--- INFORMATION PROVIDED ---
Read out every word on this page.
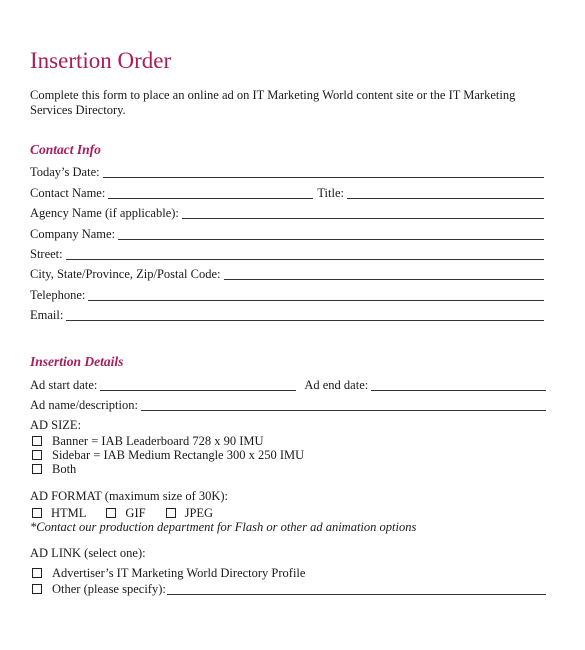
Insertion Order
Complete this form to place an online ad on IT Marketing World content site or the IT Marketing Services Directory.
Contact Info
Today’s Date:
Contact Name:	Title:
Agency Name (if applicable):
Company Name:
Street:
City, State/Province, Zip/Postal Code:
Telephone:
Email:
Insertion Details
Ad start date:	Ad end date:
Ad name/description:
AD SIZE:
Banner = IAB Leaderboard 728 x 90 IMU
Sidebar = IAB Medium Rectangle 300 x 250 IMU
Both
AD FORMAT (maximum size of 30K):
HTML	GIF	JPEG
*Contact our production department for Flash or other ad animation options
AD LINK (select one):
Advertiser’s IT Marketing World Directory Profile
Other (please specify):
---
YOUR OBJECTIVE – Restate each entry word for word, leaving out any pictures.

TASK SOLUTION –
Read out every word on this page.
Insertion Order
Complete this form to place an online ad on IT Marketing World content site or the IT Marketing Services Directory.
Contact Info
Today’s Date:
Contact Name:	Title:
Agency Name (if applicable):
Company Name:
Street:
City, State/Province, Zip/Postal Code:
Telephone:
Email:
Insertion Details
Ad start date:	Ad end date:
Ad name/description:
AD SIZE:
Banner = IAB Leaderboard 728 x 90 IMU
Sidebar = IAB Medium Rectangle 300 x 250 IMU
Both
AD FORMAT (maximum size of 30K):
HTML	GIF	JPEG
*Contact our production department for Flash or other ad animation options
AD LINK (select one):
Advertiser’s IT Marketing World Directory Profile
Other (please specify):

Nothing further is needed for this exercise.